**RECORDS FOR THIS EXERCISE:**

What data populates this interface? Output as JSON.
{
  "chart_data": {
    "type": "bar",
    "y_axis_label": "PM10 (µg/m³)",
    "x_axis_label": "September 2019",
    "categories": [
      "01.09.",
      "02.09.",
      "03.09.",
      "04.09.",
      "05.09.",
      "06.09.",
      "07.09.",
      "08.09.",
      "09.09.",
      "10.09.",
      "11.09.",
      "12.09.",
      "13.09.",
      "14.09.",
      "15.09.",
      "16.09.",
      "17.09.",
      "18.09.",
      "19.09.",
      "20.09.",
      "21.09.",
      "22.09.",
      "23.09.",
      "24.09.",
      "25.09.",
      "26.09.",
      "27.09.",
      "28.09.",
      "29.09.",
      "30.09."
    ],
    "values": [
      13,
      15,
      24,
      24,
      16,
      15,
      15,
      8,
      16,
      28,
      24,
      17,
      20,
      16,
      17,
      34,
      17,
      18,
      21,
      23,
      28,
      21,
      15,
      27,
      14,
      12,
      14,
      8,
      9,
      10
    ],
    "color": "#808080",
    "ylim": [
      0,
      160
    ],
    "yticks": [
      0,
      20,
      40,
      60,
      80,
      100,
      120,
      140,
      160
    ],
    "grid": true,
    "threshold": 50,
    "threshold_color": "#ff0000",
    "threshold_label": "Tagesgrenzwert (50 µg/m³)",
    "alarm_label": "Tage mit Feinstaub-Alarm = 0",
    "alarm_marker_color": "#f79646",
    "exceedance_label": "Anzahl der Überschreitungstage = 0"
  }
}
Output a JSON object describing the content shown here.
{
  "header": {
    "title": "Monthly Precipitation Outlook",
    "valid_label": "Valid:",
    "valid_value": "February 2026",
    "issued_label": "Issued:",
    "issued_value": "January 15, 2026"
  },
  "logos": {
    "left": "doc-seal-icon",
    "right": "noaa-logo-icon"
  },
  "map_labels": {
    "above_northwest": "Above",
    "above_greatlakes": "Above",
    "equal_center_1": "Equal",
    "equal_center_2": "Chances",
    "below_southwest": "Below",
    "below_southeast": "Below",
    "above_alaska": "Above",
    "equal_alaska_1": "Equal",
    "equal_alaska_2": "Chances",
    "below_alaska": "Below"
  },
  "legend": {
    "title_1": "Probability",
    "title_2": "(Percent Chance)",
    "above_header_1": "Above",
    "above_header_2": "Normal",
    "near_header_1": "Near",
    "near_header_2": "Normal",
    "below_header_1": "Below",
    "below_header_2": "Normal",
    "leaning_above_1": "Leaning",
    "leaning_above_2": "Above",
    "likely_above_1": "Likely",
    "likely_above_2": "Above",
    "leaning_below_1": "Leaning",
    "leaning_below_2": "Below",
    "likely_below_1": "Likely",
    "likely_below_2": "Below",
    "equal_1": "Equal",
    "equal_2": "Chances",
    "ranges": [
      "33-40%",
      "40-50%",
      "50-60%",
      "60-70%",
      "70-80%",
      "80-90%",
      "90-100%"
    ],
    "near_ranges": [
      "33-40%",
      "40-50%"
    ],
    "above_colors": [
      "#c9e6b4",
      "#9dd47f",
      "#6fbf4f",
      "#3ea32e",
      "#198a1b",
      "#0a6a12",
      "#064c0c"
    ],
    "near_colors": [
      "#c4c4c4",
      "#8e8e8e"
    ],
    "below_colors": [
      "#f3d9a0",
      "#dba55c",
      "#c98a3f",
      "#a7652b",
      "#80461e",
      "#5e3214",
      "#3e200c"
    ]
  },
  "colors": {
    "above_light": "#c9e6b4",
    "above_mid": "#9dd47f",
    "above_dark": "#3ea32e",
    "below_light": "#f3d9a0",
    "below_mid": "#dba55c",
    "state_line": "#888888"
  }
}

**WHAT IS EXPECTED:** Exactly reproduce every record.

**EXPECTED ANSWER:**
What data populates this interface? Output as JSON.
{
  "chart_data": {
    "type": "bar",
    "y_axis_label": "PM10 (µg/m³)",
    "x_axis_label": "September 2019",
    "categories": [
      "01.09.",
      "02.09.",
      "03.09.",
      "04.09.",
      "05.09.",
      "06.09.",
      "07.09.",
      "08.09.",
      "09.09.",
      "10.09.",
      "11.09.",
      "12.09.",
      "13.09.",
      "14.09.",
      "15.09.",
      "16.09.",
      "17.09.",
      "18.09.",
      "19.09.",
      "20.09.",
      "21.09.",
      "22.09.",
      "23.09.",
      "24.09.",
      "25.09.",
      "26.09.",
      "27.09.",
      "28.09.",
      "29.09.",
      "30.09."
    ],
    "values": [
      13,
      15,
      24,
      24,
      16,
      15,
      15,
      8,
      16,
      28,
      24,
      17,
      20,
      16,
      17,
      34,
      17,
      18,
      21,
      23,
      28,
      21,
      15,
      27,
      14,
      12,
      14,
      8,
      9,
      10
    ],
    "color": "#808080",
    "ylim": [
      0,
      160
    ],
    "yticks": [
      0,
      20,
      40,
      60,
      80,
      100,
      120,
      140,
      160
    ],
    "grid": true,
    "threshold": 50,
    "threshold_color": "#ff0000",
    "threshold_label": "Tagesgrenzwert (50 µg/m³)",
    "alarm_label": "Tage mit Feinstaub-Alarm = 0",
    "alarm_marker_color": "#f79646",
    "exceedance_label": "Anzahl der Überschreitungstage = 0"
  }
}
Output a JSON object describing the content shown here.
{
  "header": {
    "title": "Monthly Precipitation Outlook",
    "valid_label": "Valid:",
    "valid_value": "February 2026",
    "issued_label": "Issued:",
    "issued_value": "January 15, 2026"
  },
  "logos": {
    "left": "doc-seal-icon",
    "right": "noaa-logo-icon"
  },
  "map_labels": {
    "above_northwest": "Above",
    "above_greatlakes": "Above",
    "equal_center_1": "Equal",
    "equal_center_2": "Chances",
    "below_southwest": "Below",
    "below_southeast": "Below",
    "above_alaska": "Above",
    "equal_alaska_1": "Equal",
    "equal_alaska_2": "Chances",
    "below_alaska": "Below"
  },
  "legend": {
    "title_1": "Probability",
    "title_2": "(Percent Chance)",
    "above_header_1": "Above",
    "above_header_2": "Normal",
    "near_header_1": "Near",
    "near_header_2": "Normal",
    "below_header_1": "Below",
    "below_header_2": "Normal",
    "leaning_above_1": "Leaning",
    "leaning_above_2": "Above",
    "likely_above_1": "Likely",
    "likely_above_2": "Above",
    "leaning_below_1": "Leaning",
    "leaning_below_2": "Below",
    "likely_below_1": "Likely",
    "likely_below_2": "Below",
    "equal_1": "Equal",
    "equal_2": "Chances",
    "ranges": [
      "33-40%",
      "40-50%",
      "50-60%",
      "60-70%",
      "70-80%",
      "80-90%",
      "90-100%"
    ],
    "near_ranges": [
      "33-40%",
      "40-50%"
    ],
    "above_colors": [
      "#c9e6b4",
      "#9dd47f",
      "#6fbf4f",
      "#3ea32e",
      "#198a1b",
      "#0a6a12",
      "#064c0c"
    ],
    "near_colors": [
      "#c4c4c4",
      "#8e8e8e"
    ],
    "below_colors": [
      "#f3d9a0",
      "#dba55c",
      "#c98a3f",
      "#a7652b",
      "#80461e",
      "#5e3214",
      "#3e200c"
    ]
  },
  "colors": {
    "above_light": "#c9e6b4",
    "above_mid": "#9dd47f",
    "above_dark": "#3ea32e",
    "below_light": "#f3d9a0",
    "below_mid": "#dba55c",
    "state_line": "#888888"
  }
}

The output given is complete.